TASK OBJECTIVE
Each entry here needs to be set down again exactly, please; pictures are left out.

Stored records
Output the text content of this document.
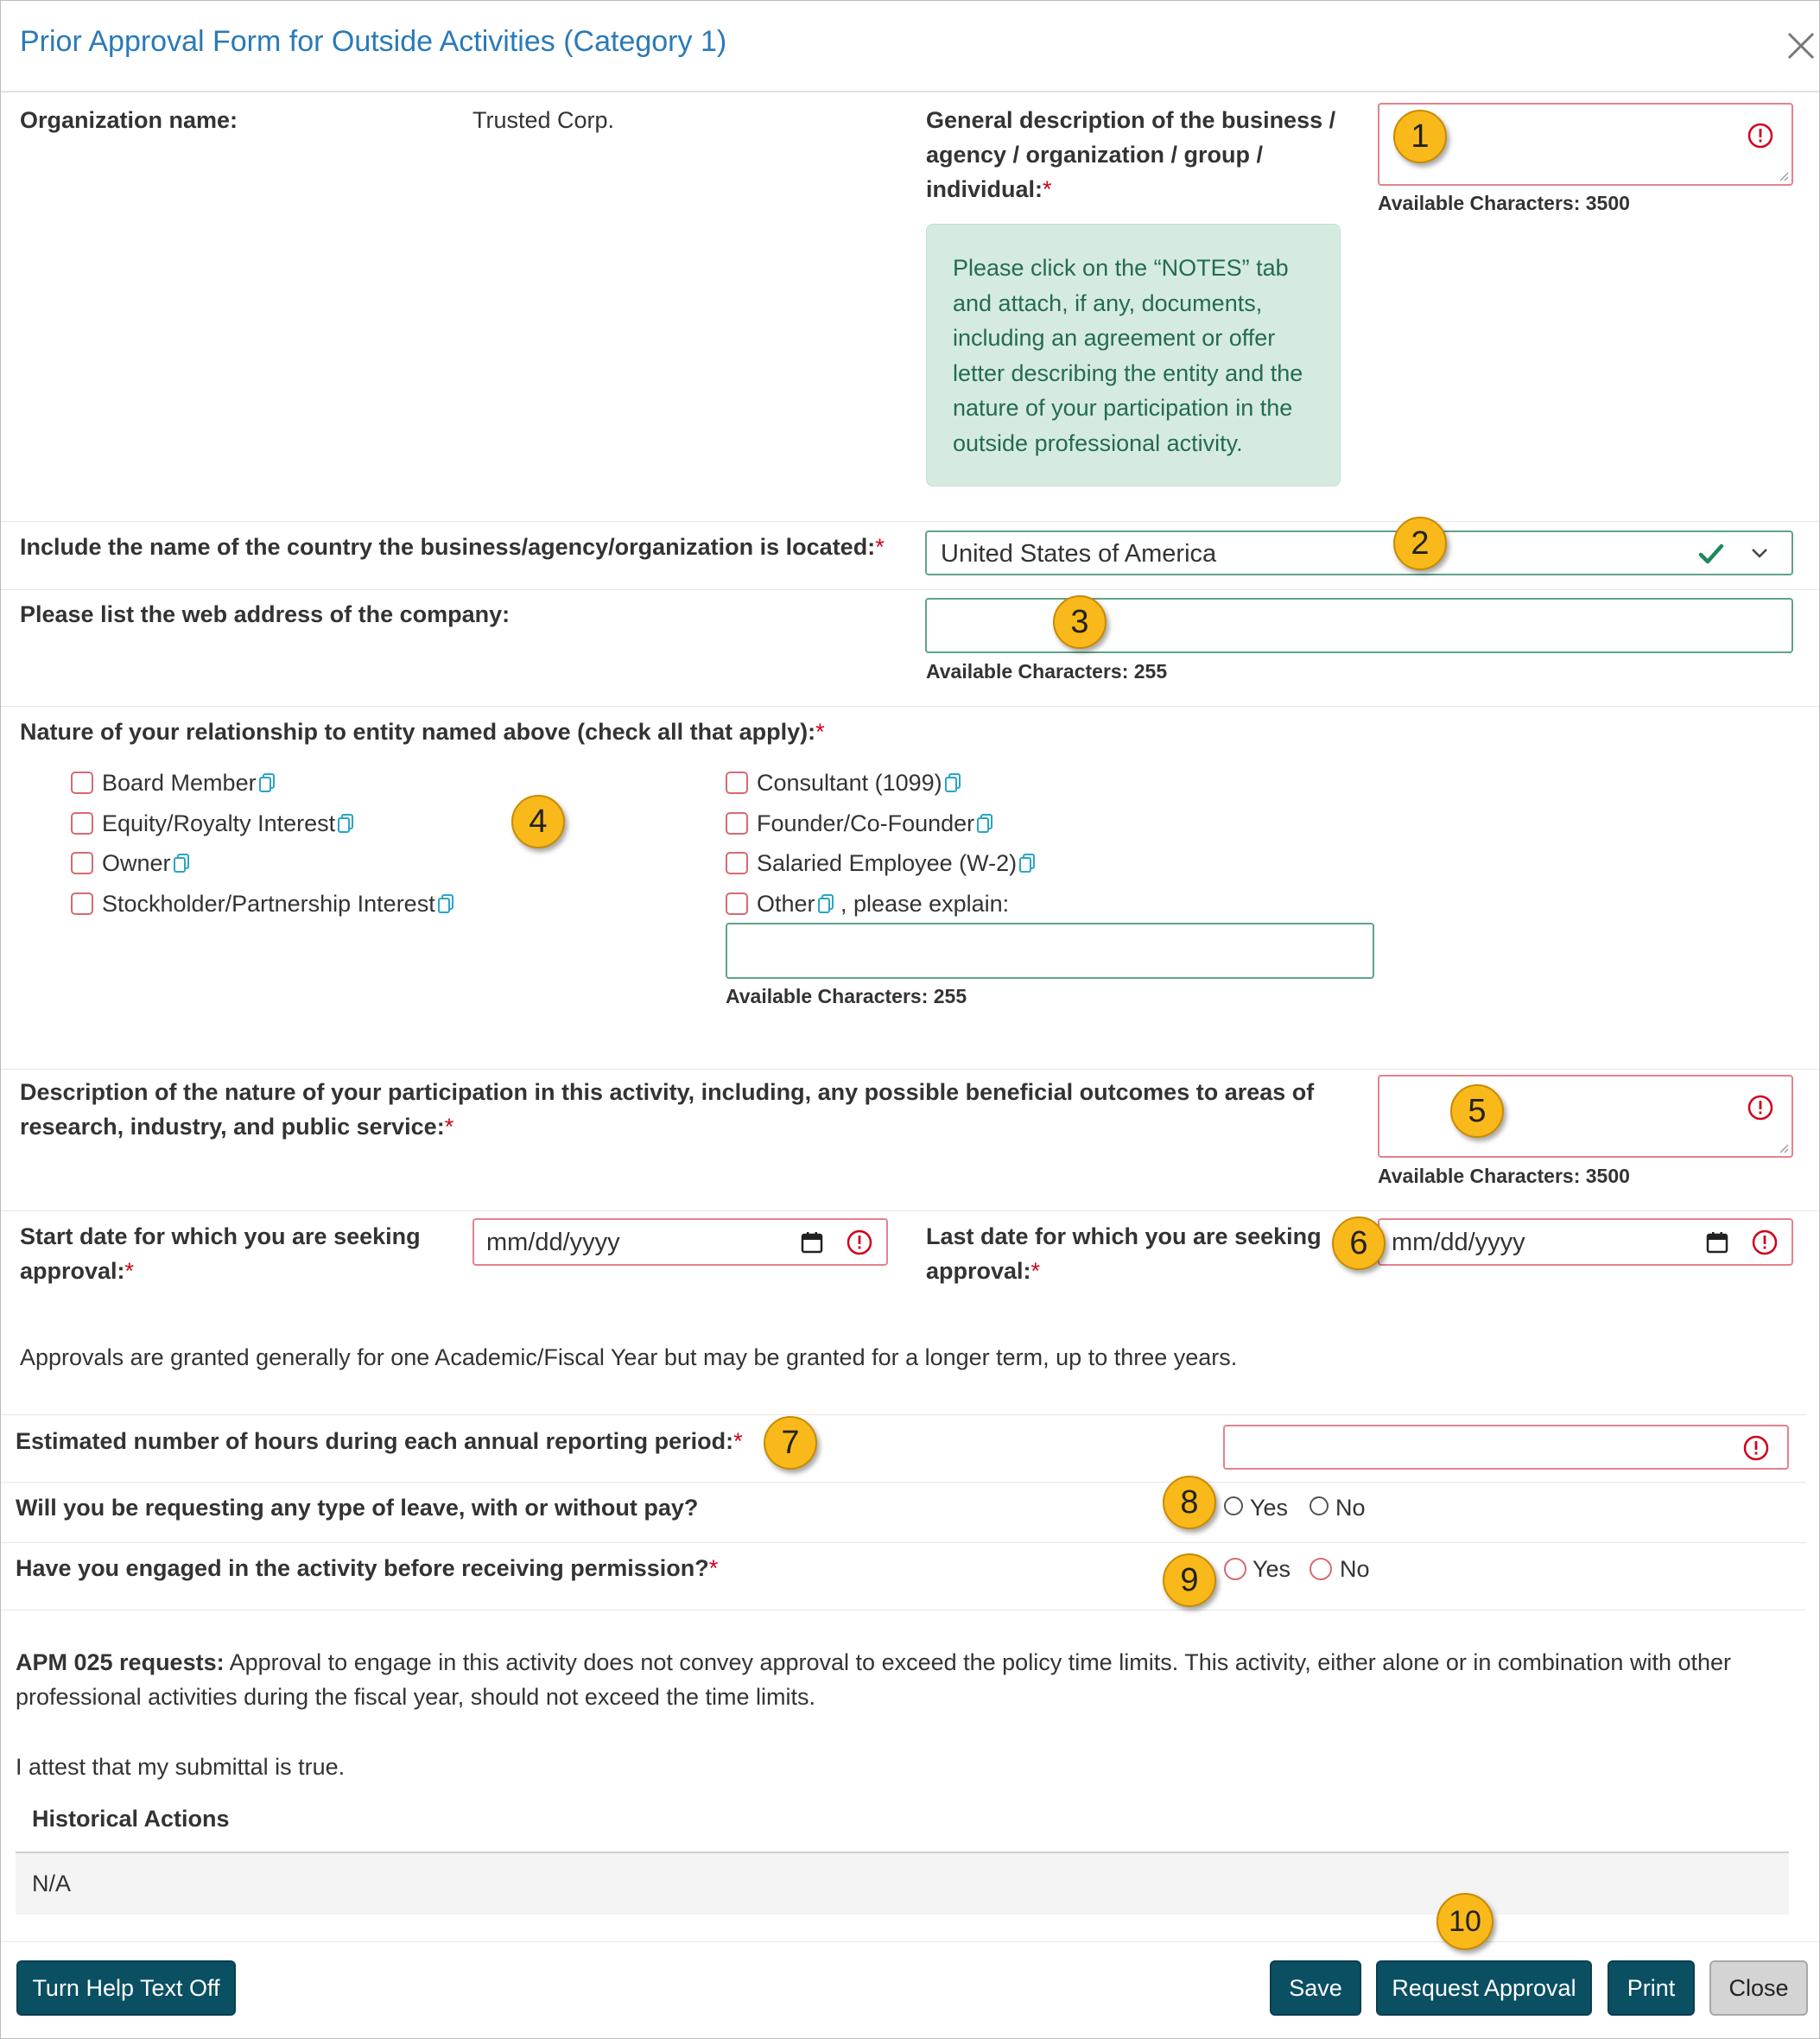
Prior Approval Form for Outside Activities (Category 1)
Organization name:	Trusted Corp.	General description of the business / agency / organization / group / individual:*
Available Characters: 3500
Please click on the “NOTES” tab and attach, if any, documents, including an agreement or offer letter describing the entity and the nature of your participation in the outside professional activity.
Include the name of the country the business/agency/organization is located:* United States of America
Please list the web address of the company:
Available Characters: 255
Nature of your relationship to entity named above (check all that apply):*
Board Member
Equity/Royalty Interest
Owner
Stockholder/Partnership Interest
Consultant (1099)
Founder/Co-Founder
Salaried Employee (W-2)
Other , please explain:
Available Characters: 255
Description of the nature of your participation in this activity, including, any possible beneficial outcomes to areas of research, industry, and public service:*
Available Characters: 3500
Start date for which you are seeking approval:*
mm/dd/yyyy	Last date for which you are seeking approval:*
mm/dd/yyyy
Approvals are granted generally for one Academic/Fiscal Year but may be granted for a longer term, up to three years.
Estimated number of hours during each annual reporting period:*
Will you be requesting any type of leave, with or without pay?	Yes No
Have you engaged in the activity before receiving permission?*	Yes No
APM 025 requests: Approval to engage in this activity does not convey approval to exceed the policy time limits. This activity, either alone or in combination with other professional activities during the fiscal year, should not exceed the time limits.
I attest that my submittal is true.
Historical Actions
N/A
Turn Help Text Off	Save	Request Approval	Print	Close
1
2
3
4
5
6
7
8
9
10
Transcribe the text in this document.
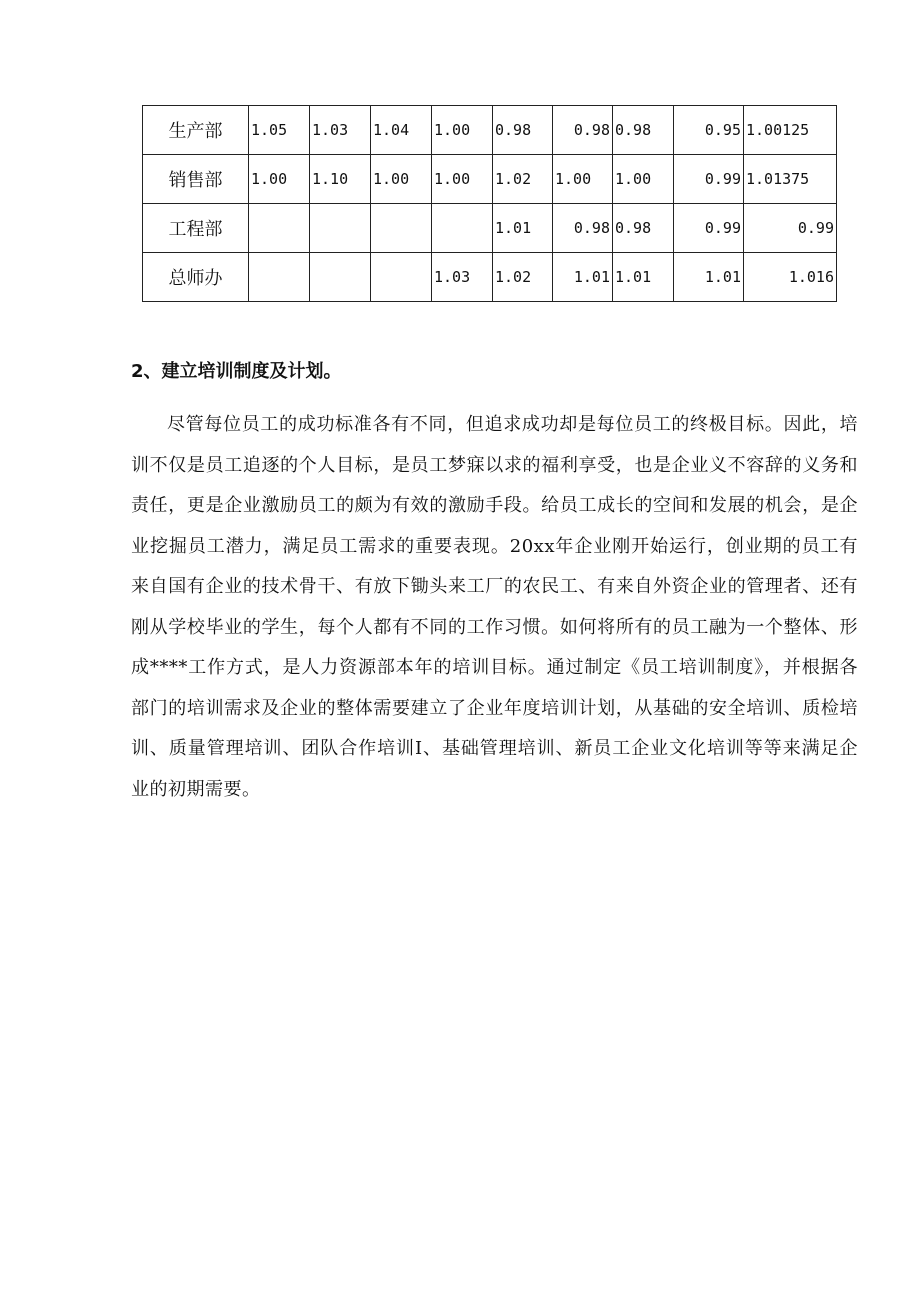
生产部	1.05	1.03	1.04	1.00	0.98	0.98	0.98	0.95	1.00125
销售部	1.00	1.10	1.00	1.00	1.02	1.00	1.00	0.99	1.01375
工程部					1.01	0.98	0.98	0.99	0.99
总师办				1.03	1.02	1.01	1.01	1.01	1.016
2、建立培训制度及计划。

尽管每位员工的成功标准各有不同，但追求成功却是每位员工的终极目标。因此，培训不仅是员工追逐的个人目标，是员工梦寐以求的福利享受，也是企业义不容辞的义务和责任，更是企业激励员工的颇为有效的激励手段。给员工成长的空间和发展的机会，是企业挖掘员工潜力，满足员工需求的重要表现。20xx年企业刚开始运行，创业期的员工有来自国有企业的技术骨干、有放下锄头来工厂的农民工、有来自外资企业的管理者、还有刚从学校毕业的学生，每个人都有不同的工作习惯。如何将所有的员工融为一个整体、形成****工作方式，是人力资源部本年的培训目标。通过制定《员工培训制度》，并根据各部门的培训需求及企业的整体需要建立了企业年度培训计划，从基础的安全培训、质检培训、质量管理培训、团队合作培训I、基础管理培训、新员工企业文化培训等等来满足企业的初期需要。
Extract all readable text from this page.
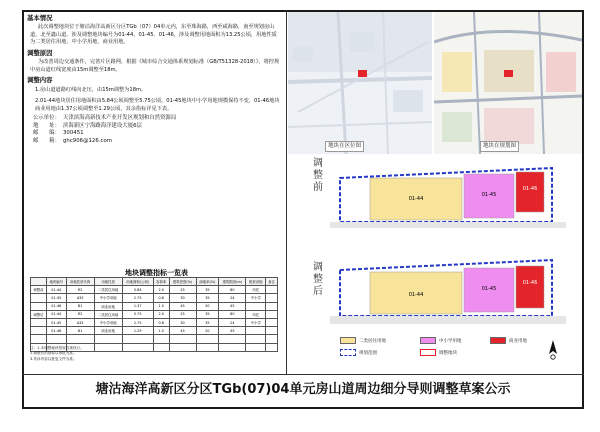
基本情况
此次调整地块位于塘沽海洋高新区分区TGb（07）04单元内，东至珠海路，西至咸海路，南至规划房山道，北至鑫山道。涉及调整地块编号为01-44、01-45、01-46，涉及调整用地面积为13.25公顷，用地性质为二类居住用地、中小学用地、商业用地。
调整原因
为改善周边交通条件，完善片区路网，根据《城市综合交通体系规划标准（GB/T51328-2018）》，将控规中房山道红线宽度由15m调整至18m。
调整内容
1.房山道道路红线向北压，由15m调整为18m。
2.01-44地块居住用地面积由5.84公顷调整至5.75公顷，01-45地块中小学用地规模保持不变，01-46地块商业用地由1.37公顷调整至1.29公顷，其余指标详见下表。
公示单位： 天津滨海高新技术产业开发区规划和自然资源局
地　　址： 滨海新区宁海路海洋建设大厦6层
邮　　编： 300451
邮　　箱： ghc906@126.com
地块调整指标一览表
	地块编号	用地性质代码	用地性质	用地面积(公顷)	容积率	建筑密度(%)	绿地率(%)	建筑限高(m)	配套设施	备注
调整前	01-44	R2	二类居住用地	5.84	2.0	25	35	80	幼托	
	01-45	A33	中小学用地	2.75	0.8	30	35	24	中小学	
	01-46	B1	商业用地	1.37	1.5	45	20	45		
调整后	01-44	R2	二类居住用地	5.75	2.0	25	35	80	幼托	
	01-45	A33	中小学用地	2.75	0.8	30	35	24	中小学	
	01-46	B1	商业用地	1.29	1.5	45	20	45		

注：1.未调整地块按原控规执行。
2.调整后的指标以审批为准。
3.具体内容以批复文件为准。
地块在区位图	地块在规划图
调
整
前
调
整
后
01-44
01-45
01-46
01-44
01-45
01-46
二类居住用地	中小学用地	商业用地
规划范围	调整地块
塘沽海洋高新区分区TGb(07)04单元房山道周边细分导则调整草案公示
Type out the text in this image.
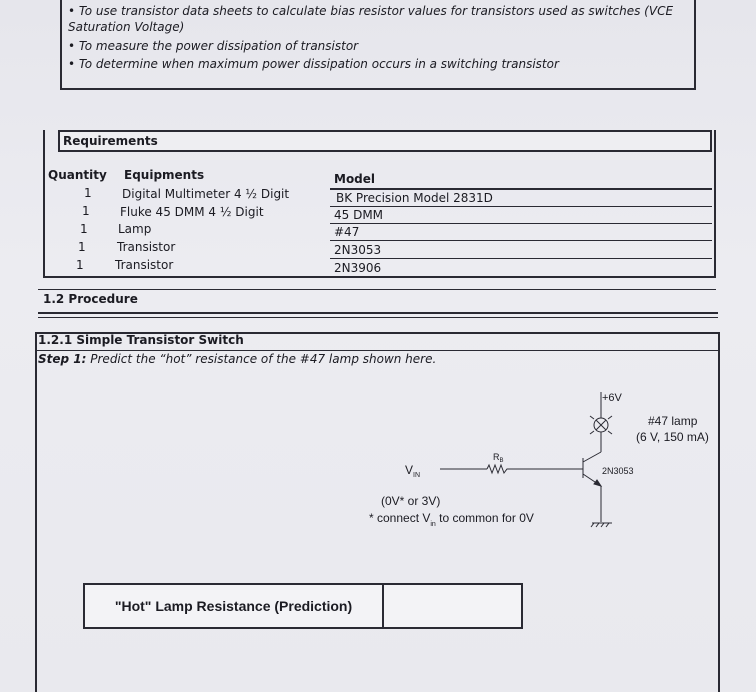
• To use transistor data sheets to calculate bias resistor values for transistors used as switches (VCE
Saturation Voltage)
• To measure the power dissipation of transistor
• To determine when maximum power dissipation occurs in a switching transistor
Requirements
Quantity Equipments	Model
1	Digital Multimeter 4 ½ Digit	BK Precision Model 2831D
1	Fluke 45 DMM 4 ½ Digit	45 DMM
1	Lamp	#47
1	Transistor	2N3053
1	Transistor	2N3906
1.2 Procedure
1.2.1 Simple Transistor Switch
Step 1: Predict the “hot” resistance of the #47 lamp shown here.
+6V
#47 lamp
(6 V, 150 mA)
$R_B$
$V_{IN}$	2N3053
(0V* or 3V)
* connect $V_{in}$ to common for 0V
"Hot" Lamp Resistance (Prediction)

SOLUTION TO THIS TASK
Output the text content of this document.
Prior Approval Form for Outside Activities (Category 1)
Organization name:	Trusted Corp.	General description of the business / agency / organization / group / individual:*
Available Characters: 3500
Please click on the “NOTES” tab and attach, if any, documents, including an agreement or offer letter describing the entity and the nature of your participation in the outside professional activity.
Include the name of the country the business/agency/organization is located:* United States of America
Please list the web address of the company:
Available Characters: 255
Nature of your relationship to entity named above (check all that apply):*
Board Member
Equity/Royalty Interest
Owner
Stockholder/Partnership Interest
Consultant (1099)
Founder/Co-Founder
Salaried Employee (W-2)
Other , please explain:
Available Characters: 255
Description of the nature of your participation in this activity, including, any possible beneficial outcomes to areas of research, industry, and public service:*
Available Characters: 3500
Start date for which you are seeking approval:*
mm/dd/yyyy	Last date for which you are seeking approval:*
mm/dd/yyyy
Approvals are granted generally for one Academic/Fiscal Year but may be granted for a longer term, up to three years.
Estimated number of hours during each annual reporting period:*
Will you be requesting any type of leave, with or without pay?	Yes No
Have you engaged in the activity before receiving permission?*	Yes No
APM 025 requests: Approval to engage in this activity does not convey approval to exceed the policy time limits. This activity, either alone or in combination with other professional activities during the fiscal year, should not exceed the time limits.
I attest that my submittal is true.
Historical Actions
N/A
Turn Help Text Off	Save	Request Approval	Print	Close
1
2
3
4
5
6
7
8
9
10
Transcribe the text in this document.
生产部	1.05	1.03	1.04	1.00	0.98	0.98	0.98	0.95	1.00125
销售部	1.00	1.10	1.00	1.00	1.02	1.00	1.00	0.99	1.01375
工程部					1.01	0.98	0.98	0.99	0.99
总师办				1.03	1.02	1.01	1.01	1.01	1.016
2、建立培训制度及计划。

尽管每位员工的成功标准各有不同，但追求成功却是每位员工的终极目标。因此，培训不仅是员工追逐的个人目标，是员工梦寐以求的福利享受，也是企业义不容辞的义务和责任，更是企业激励员工的颇为有效的激励手段。给员工成长的空间和发展的机会，是企业挖掘员工潜力，满足员工需求的重要表现。20xx年企业刚开始运行，创业期的员工有来自国有企业的技术骨干、有放下锄头来工厂的农民工、有来自外资企业的管理者、还有刚从学校毕业的学生，每个人都有不同的工作习惯。如何将所有的员工融为一个整体、形成****工作方式，是人力资源部本年的培训目标。通过制定《员工培训制度》，并根据各部门的培训需求及企业的整体需要建立了企业年度培训计划，从基础的安全培训、质检培训、质量管理培训、团队合作培训I、基础管理培训、新员工企业文化培训等等来满足企业的初期需要。
Extract all readable text from this page.
基本情况
此次调整地块位于塘沽海洋高新区分区TGb（07）04单元内，东至珠海路，西至咸海路，南至规划房山道，北至鑫山道。涉及调整地块编号为01-44、01-45、01-46，涉及调整用地面积为13.25公顷，用地性质为二类居住用地、中小学用地、商业用地。
调整原因
为改善周边交通条件，完善片区路网，根据《城市综合交通体系规划标准（GB/T51328-2018）》，将控规中房山道红线宽度由15m调整至18m。
调整内容
1.房山道道路红线向北压，由15m调整为18m。
2.01-44地块居住用地面积由5.84公顷调整至5.75公顷，01-45地块中小学用地规模保持不变，01-46地块商业用地由1.37公顷调整至1.29公顷，其余指标详见下表。
公示单位： 天津滨海高新技术产业开发区规划和自然资源局
地　　址： 滨海新区宁海路海洋建设大厦6层
邮　　编： 300451
邮　　箱： ghc906@126.com
地块调整指标一览表
	地块编号	用地性质代码	用地性质	用地面积(公顷)	容积率	建筑密度(%)	绿地率(%)	建筑限高(m)	配套设施	备注
调整前	01-44	R2	二类居住用地	5.84	2.0	25	35	80	幼托	
	01-45	A33	中小学用地	2.75	0.8	30	35	24	中小学	
	01-46	B1	商业用地	1.37	1.5	45	20	45		
调整后	01-44	R2	二类居住用地	5.75	2.0	25	35	80	幼托	
	01-45	A33	中小学用地	2.75	0.8	30	35	24	中小学	
	01-46	B1	商业用地	1.29	1.5	45	20	45		

注：1.未调整地块按原控规执行。
2.调整后的指标以审批为准。
3.具体内容以批复文件为准。
地块在区位图	地块在规划图
调
整
前
调
整
后
01-44
01-45
01-46
01-44
01-45
01-46
二类居住用地	中小学用地	商业用地
规划范围	调整地块
塘沽海洋高新区分区TGb(07)04单元房山道周边细分导则调整草案公示
Type out the text in this image.
• To use transistor data sheets to calculate bias resistor values for transistors used as switches (VCE
Saturation Voltage)
• To measure the power dissipation of transistor
• To determine when maximum power dissipation occurs in a switching transistor
Requirements
Quantity Equipments	Model
1	Digital Multimeter 4 ½ Digit	BK Precision Model 2831D
1	Fluke 45 DMM 4 ½ Digit	45 DMM
1	Lamp	#47
1	Transistor	2N3053
1	Transistor	2N3906
1.2 Procedure
1.2.1 Simple Transistor Switch
Step 1: Predict the “hot” resistance of the #47 lamp shown here.
+6V
#47 lamp
(6 V, 150 mA)
$R_B$
$V_{IN}$	2N3053
(0V* or 3V)
* connect $V_{in}$ to common for 0V
"Hot" Lamp Resistance (Prediction)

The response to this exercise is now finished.